_WHAT IS ASKED_
Images must not appear in your copy; reproduce every other part of the records exactly.

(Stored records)
* BEGIN *

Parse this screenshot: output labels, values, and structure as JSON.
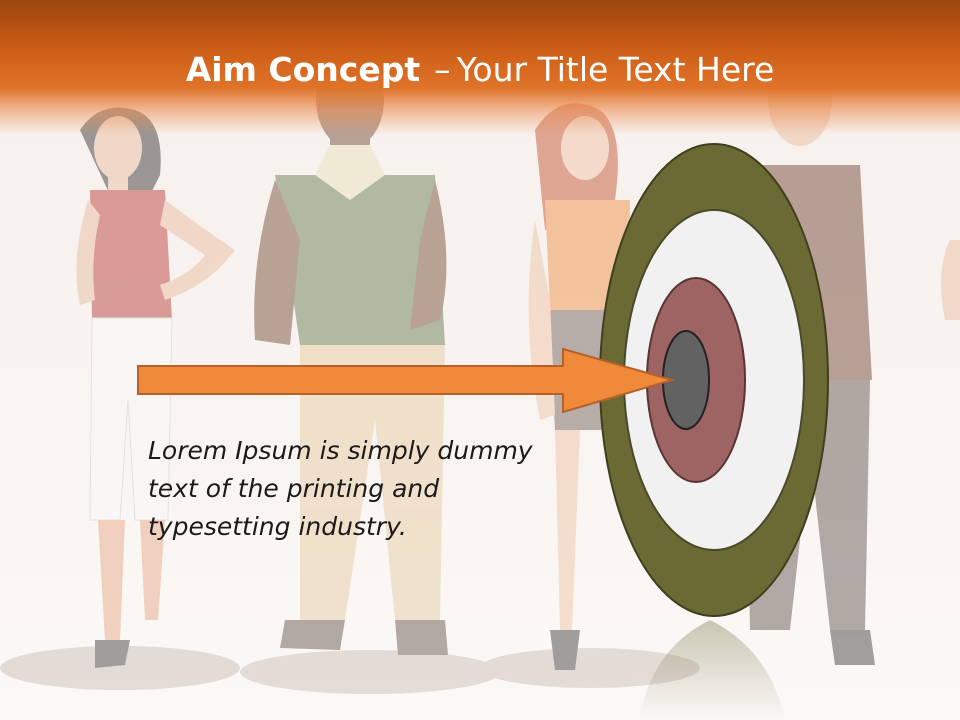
{
  "title": {
    "bold": "Aim Concept",
    "separator": "–",
    "rest": "Your Title Text Here"
  },
  "body_text": "Lorem Ipsum is simply dummy text of the printing and typesetting industry.",
  "colors": {
    "header_dark": "#9c4510",
    "header_light": "#df7328",
    "arrow": "#ee8a3a",
    "target_outer": "#6b6a34",
    "target_white": "#f1f1f1",
    "target_red": "#9e6464",
    "target_center": "#626262"
  },
  "icons": [
    "target-icon",
    "arrow-icon"
  ]
}
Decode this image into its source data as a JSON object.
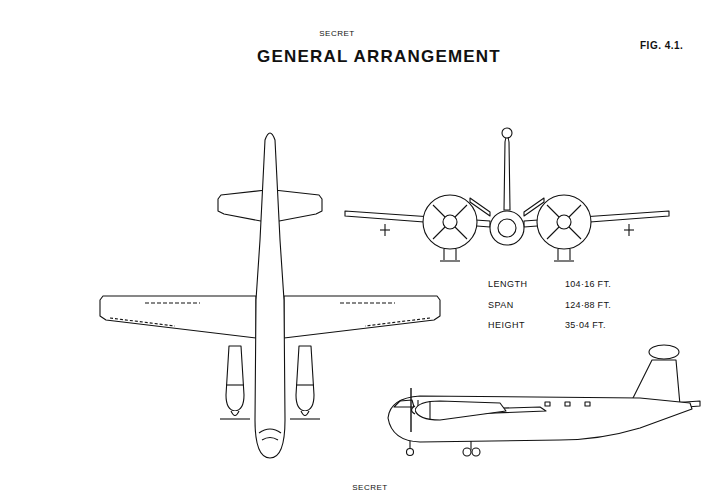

* END *

_WRITTEN SOLUTION_
Parse this screenshot: output labels, values, and structure as JSON.
{
  "title": {
    "bold": "Aim Concept",
    "separator": "–",
    "rest": "Your Title Text Here"
  },
  "body_text": "Lorem Ipsum is simply dummy text of the printing and typesetting industry.",
  "colors": {
    "header_dark": "#9c4510",
    "header_light": "#df7328",
    "arrow": "#ee8a3a",
    "target_outer": "#6b6a34",
    "target_white": "#f1f1f1",
    "target_red": "#9e6464",
    "target_center": "#626262"
  },
  "icons": [
    "target-icon",
    "arrow-icon"
  ]
}
Decode this image into its source data as a JSON object.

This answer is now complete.